═══ THE DATA ═══
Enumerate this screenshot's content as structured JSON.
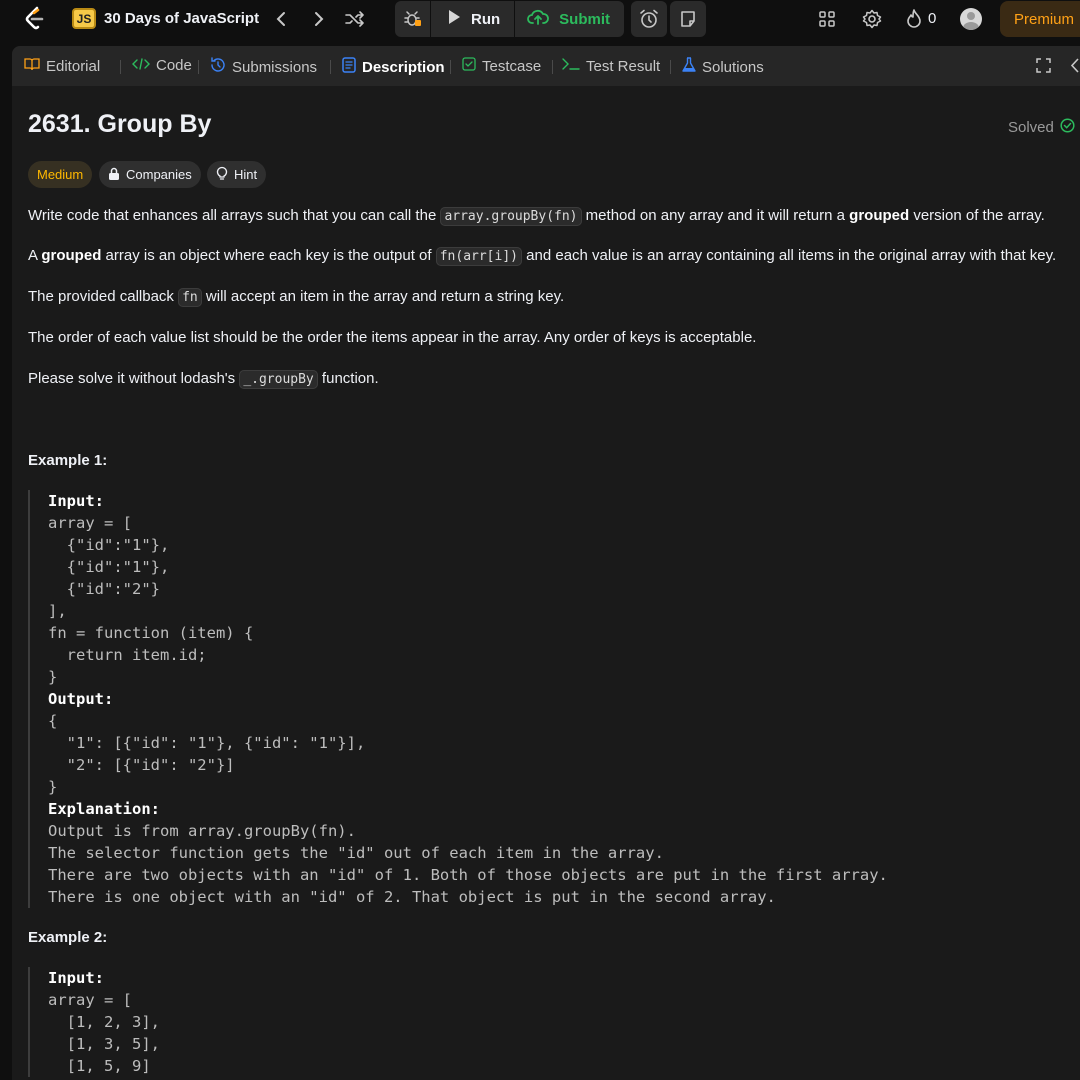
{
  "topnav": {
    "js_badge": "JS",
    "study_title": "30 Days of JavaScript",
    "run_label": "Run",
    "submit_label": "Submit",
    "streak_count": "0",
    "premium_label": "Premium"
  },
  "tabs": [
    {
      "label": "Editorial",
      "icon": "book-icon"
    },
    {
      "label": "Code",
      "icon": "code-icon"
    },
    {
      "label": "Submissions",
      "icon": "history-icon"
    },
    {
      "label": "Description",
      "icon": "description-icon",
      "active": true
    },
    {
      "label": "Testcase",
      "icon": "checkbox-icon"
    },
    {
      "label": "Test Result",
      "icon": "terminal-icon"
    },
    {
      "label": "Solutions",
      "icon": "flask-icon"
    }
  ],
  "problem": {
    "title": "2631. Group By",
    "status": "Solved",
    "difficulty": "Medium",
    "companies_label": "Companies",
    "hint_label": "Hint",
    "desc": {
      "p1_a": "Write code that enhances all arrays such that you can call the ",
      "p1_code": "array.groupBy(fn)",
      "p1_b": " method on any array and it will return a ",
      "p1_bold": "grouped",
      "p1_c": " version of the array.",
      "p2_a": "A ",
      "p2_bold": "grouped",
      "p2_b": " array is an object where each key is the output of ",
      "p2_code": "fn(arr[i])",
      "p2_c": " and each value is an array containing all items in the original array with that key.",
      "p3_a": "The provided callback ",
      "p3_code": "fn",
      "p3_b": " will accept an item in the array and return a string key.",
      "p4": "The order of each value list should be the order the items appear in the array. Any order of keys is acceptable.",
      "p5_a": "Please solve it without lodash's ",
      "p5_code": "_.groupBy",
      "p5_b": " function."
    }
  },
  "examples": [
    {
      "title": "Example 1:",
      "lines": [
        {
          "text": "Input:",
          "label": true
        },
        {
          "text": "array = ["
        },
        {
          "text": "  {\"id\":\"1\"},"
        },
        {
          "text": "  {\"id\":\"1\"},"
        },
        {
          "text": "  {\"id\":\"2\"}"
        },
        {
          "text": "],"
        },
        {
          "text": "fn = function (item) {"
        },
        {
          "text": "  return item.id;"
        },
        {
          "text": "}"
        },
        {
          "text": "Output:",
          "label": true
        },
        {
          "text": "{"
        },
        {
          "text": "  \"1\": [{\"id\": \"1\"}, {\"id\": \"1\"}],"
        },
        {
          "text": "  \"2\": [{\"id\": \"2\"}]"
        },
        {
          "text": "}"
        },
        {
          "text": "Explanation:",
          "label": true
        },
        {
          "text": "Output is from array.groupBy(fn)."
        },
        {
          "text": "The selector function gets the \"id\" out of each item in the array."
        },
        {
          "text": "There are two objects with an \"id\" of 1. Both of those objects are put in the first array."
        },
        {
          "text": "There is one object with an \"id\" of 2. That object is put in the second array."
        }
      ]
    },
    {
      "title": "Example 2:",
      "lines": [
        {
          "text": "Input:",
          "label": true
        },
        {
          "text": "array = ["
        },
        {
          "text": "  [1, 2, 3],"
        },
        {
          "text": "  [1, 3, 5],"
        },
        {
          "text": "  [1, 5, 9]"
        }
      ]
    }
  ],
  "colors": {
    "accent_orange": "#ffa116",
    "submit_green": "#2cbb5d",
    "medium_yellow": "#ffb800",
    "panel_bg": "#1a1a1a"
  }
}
═══
• STATED PROBLEM: Pictures in the data above should not be copied; transcribe everything else exactly.

• RESULT:
Enumerate this screenshot's content as structured JSON.
{
  "topnav": {
    "js_badge": "JS",
    "study_title": "30 Days of JavaScript",
    "run_label": "Run",
    "submit_label": "Submit",
    "streak_count": "0",
    "premium_label": "Premium"
  },
  "tabs": [
    {
      "label": "Editorial",
      "icon": "book-icon"
    },
    {
      "label": "Code",
      "icon": "code-icon"
    },
    {
      "label": "Submissions",
      "icon": "history-icon"
    },
    {
      "label": "Description",
      "icon": "description-icon",
      "active": true
    },
    {
      "label": "Testcase",
      "icon": "checkbox-icon"
    },
    {
      "label": "Test Result",
      "icon": "terminal-icon"
    },
    {
      "label": "Solutions",
      "icon": "flask-icon"
    }
  ],
  "problem": {
    "title": "2631. Group By",
    "status": "Solved",
    "difficulty": "Medium",
    "companies_label": "Companies",
    "hint_label": "Hint",
    "desc": {
      "p1_a": "Write code that enhances all arrays such that you can call the ",
      "p1_code": "array.groupBy(fn)",
      "p1_b": " method on any array and it will return a ",
      "p1_bold": "grouped",
      "p1_c": " version of the array.",
      "p2_a": "A ",
      "p2_bold": "grouped",
      "p2_b": " array is an object where each key is the output of ",
      "p2_code": "fn(arr[i])",
      "p2_c": " and each value is an array containing all items in the original array with that key.",
      "p3_a": "The provided callback ",
      "p3_code": "fn",
      "p3_b": " will accept an item in the array and return a string key.",
      "p4": "The order of each value list should be the order the items appear in the array. Any order of keys is acceptable.",
      "p5_a": "Please solve it without lodash's ",
      "p5_code": "_.groupBy",
      "p5_b": " function."
    }
  },
  "examples": [
    {
      "title": "Example 1:",
      "lines": [
        {
          "text": "Input:",
          "label": true
        },
        {
          "text": "array = ["
        },
        {
          "text": "  {\"id\":\"1\"},"
        },
        {
          "text": "  {\"id\":\"1\"},"
        },
        {
          "text": "  {\"id\":\"2\"}"
        },
        {
          "text": "],"
        },
        {
          "text": "fn = function (item) {"
        },
        {
          "text": "  return item.id;"
        },
        {
          "text": "}"
        },
        {
          "text": "Output:",
          "label": true
        },
        {
          "text": "{"
        },
        {
          "text": "  \"1\": [{\"id\": \"1\"}, {\"id\": \"1\"}],"
        },
        {
          "text": "  \"2\": [{\"id\": \"2\"}]"
        },
        {
          "text": "}"
        },
        {
          "text": "Explanation:",
          "label": true
        },
        {
          "text": "Output is from array.groupBy(fn)."
        },
        {
          "text": "The selector function gets the \"id\" out of each item in the array."
        },
        {
          "text": "There are two objects with an \"id\" of 1. Both of those objects are put in the first array."
        },
        {
          "text": "There is one object with an \"id\" of 2. That object is put in the second array."
        }
      ]
    },
    {
      "title": "Example 2:",
      "lines": [
        {
          "text": "Input:",
          "label": true
        },
        {
          "text": "array = ["
        },
        {
          "text": "  [1, 2, 3],"
        },
        {
          "text": "  [1, 3, 5],"
        },
        {
          "text": "  [1, 5, 9]"
        }
      ]
    }
  ],
  "colors": {
    "accent_orange": "#ffa116",
    "submit_green": "#2cbb5d",
    "medium_yellow": "#ffb800",
    "panel_bg": "#1a1a1a"
  }
}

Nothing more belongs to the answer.